[Dataset entries on figures]
= = = = =

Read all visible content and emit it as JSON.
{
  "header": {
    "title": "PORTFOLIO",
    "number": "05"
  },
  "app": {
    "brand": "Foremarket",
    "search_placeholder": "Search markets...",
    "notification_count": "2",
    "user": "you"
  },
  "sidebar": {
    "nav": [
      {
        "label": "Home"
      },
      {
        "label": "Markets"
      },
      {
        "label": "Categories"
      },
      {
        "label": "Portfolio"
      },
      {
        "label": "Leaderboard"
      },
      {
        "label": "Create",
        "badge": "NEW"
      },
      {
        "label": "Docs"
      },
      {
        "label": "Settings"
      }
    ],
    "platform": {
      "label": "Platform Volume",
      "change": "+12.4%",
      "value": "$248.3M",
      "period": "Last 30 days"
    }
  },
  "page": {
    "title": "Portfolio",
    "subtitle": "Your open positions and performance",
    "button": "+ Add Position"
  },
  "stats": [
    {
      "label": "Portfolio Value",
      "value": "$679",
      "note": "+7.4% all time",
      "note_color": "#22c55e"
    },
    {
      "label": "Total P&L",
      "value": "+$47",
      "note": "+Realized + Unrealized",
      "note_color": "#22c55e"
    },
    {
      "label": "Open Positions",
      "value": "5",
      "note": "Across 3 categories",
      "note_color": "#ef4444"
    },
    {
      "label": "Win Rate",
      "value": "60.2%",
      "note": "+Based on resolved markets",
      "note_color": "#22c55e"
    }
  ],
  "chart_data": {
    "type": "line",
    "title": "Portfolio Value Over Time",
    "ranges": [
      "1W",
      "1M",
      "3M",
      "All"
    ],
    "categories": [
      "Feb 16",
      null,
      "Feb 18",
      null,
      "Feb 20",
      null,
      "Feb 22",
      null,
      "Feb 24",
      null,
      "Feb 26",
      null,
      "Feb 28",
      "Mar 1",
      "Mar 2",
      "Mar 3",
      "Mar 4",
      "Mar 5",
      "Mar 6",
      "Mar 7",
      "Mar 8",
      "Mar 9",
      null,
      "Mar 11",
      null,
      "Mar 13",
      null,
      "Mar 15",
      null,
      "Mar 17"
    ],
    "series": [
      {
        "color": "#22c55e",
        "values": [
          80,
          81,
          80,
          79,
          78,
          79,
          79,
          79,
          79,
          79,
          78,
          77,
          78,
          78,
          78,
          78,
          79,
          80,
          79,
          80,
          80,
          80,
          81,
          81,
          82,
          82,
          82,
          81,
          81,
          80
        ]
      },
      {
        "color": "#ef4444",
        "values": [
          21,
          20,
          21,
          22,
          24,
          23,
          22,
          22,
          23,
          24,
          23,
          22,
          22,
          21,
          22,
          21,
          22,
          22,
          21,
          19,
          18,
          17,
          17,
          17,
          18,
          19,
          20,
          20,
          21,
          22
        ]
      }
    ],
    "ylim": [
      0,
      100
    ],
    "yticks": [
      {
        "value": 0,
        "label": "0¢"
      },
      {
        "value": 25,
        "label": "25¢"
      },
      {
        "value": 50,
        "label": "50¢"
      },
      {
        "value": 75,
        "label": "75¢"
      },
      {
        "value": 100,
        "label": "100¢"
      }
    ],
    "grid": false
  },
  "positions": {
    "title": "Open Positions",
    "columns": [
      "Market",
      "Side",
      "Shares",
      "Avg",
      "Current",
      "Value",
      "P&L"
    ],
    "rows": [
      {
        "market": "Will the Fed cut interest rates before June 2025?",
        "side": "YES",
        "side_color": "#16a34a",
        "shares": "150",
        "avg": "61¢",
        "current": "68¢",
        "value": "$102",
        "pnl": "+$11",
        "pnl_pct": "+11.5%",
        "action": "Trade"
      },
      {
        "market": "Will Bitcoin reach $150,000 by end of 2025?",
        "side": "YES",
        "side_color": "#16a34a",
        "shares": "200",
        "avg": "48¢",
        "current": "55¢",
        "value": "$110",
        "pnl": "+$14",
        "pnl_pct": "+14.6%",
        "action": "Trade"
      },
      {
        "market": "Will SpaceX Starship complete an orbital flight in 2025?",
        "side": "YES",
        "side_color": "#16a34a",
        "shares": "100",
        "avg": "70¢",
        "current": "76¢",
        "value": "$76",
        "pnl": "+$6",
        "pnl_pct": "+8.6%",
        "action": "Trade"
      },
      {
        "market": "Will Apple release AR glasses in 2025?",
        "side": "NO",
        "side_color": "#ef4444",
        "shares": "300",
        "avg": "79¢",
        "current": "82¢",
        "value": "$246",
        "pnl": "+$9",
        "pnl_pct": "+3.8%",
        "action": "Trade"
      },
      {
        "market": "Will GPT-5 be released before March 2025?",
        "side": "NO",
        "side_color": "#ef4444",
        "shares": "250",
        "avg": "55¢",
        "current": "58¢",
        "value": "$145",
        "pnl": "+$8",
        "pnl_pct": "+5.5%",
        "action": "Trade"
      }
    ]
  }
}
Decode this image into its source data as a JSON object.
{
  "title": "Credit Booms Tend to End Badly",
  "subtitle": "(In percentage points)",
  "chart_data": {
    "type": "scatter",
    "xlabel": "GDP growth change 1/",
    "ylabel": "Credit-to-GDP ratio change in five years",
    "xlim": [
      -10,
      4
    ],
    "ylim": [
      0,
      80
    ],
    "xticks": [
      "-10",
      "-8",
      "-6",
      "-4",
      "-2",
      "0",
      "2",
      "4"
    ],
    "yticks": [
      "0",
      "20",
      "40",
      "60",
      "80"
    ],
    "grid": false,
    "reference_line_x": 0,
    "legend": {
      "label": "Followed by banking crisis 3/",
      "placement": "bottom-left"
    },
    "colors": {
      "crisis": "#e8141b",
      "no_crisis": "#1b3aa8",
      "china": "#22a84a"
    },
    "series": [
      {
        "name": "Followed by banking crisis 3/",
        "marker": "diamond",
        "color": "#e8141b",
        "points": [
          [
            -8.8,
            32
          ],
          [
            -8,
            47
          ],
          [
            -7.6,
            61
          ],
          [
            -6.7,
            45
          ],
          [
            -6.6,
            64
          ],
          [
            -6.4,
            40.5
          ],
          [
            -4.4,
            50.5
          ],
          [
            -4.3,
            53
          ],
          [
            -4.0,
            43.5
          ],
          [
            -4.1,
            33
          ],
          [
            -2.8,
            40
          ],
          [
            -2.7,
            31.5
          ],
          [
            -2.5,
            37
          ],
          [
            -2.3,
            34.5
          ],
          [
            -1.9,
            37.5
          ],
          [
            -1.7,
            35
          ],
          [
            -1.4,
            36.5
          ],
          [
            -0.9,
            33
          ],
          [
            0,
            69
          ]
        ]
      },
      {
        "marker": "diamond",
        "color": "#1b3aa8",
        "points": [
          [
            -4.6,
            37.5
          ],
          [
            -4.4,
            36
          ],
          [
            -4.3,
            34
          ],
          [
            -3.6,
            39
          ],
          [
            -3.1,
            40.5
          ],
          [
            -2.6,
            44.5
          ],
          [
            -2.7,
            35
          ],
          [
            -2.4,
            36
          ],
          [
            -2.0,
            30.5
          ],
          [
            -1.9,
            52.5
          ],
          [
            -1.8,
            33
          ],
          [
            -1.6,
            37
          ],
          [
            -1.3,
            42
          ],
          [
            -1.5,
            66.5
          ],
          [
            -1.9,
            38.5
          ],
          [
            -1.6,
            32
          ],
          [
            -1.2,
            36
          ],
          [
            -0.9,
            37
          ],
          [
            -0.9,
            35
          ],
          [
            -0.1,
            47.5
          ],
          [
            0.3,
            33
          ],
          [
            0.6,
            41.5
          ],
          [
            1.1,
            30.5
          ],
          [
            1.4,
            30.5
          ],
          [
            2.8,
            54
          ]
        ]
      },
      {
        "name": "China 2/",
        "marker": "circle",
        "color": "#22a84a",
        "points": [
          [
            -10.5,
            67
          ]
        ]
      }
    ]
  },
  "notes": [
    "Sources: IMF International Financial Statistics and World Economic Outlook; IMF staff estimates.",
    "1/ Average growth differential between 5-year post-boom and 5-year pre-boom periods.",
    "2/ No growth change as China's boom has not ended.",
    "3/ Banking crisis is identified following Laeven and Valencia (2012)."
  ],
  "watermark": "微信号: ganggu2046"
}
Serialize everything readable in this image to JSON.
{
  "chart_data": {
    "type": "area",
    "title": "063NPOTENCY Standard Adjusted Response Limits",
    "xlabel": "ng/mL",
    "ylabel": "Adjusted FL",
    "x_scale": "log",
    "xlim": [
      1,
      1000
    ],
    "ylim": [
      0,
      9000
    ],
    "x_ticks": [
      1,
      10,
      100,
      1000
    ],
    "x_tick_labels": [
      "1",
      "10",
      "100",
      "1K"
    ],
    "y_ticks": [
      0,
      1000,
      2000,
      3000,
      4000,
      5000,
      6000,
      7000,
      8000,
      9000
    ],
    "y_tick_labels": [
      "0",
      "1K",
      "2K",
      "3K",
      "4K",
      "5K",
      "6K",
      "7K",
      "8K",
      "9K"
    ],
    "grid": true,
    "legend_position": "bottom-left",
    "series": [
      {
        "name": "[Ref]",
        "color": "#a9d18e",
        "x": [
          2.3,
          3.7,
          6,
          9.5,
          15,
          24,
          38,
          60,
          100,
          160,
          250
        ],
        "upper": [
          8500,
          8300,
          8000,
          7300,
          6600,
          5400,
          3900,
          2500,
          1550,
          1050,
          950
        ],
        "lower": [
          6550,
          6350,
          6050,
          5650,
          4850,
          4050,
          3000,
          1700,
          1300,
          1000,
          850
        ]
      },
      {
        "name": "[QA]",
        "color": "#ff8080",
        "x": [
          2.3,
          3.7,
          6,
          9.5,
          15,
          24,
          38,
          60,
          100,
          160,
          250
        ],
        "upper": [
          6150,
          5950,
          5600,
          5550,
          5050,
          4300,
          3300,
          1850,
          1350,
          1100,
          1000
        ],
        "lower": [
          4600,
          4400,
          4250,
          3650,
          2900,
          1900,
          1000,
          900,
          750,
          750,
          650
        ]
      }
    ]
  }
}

= = = = =

> Exercise goal: All lines holding the word "ylabel" should be picked out and copied.

> The answer:
    "ylabel": "Credit-to-GDP ratio change in five years",
    "ylabel": "Adjusted FL",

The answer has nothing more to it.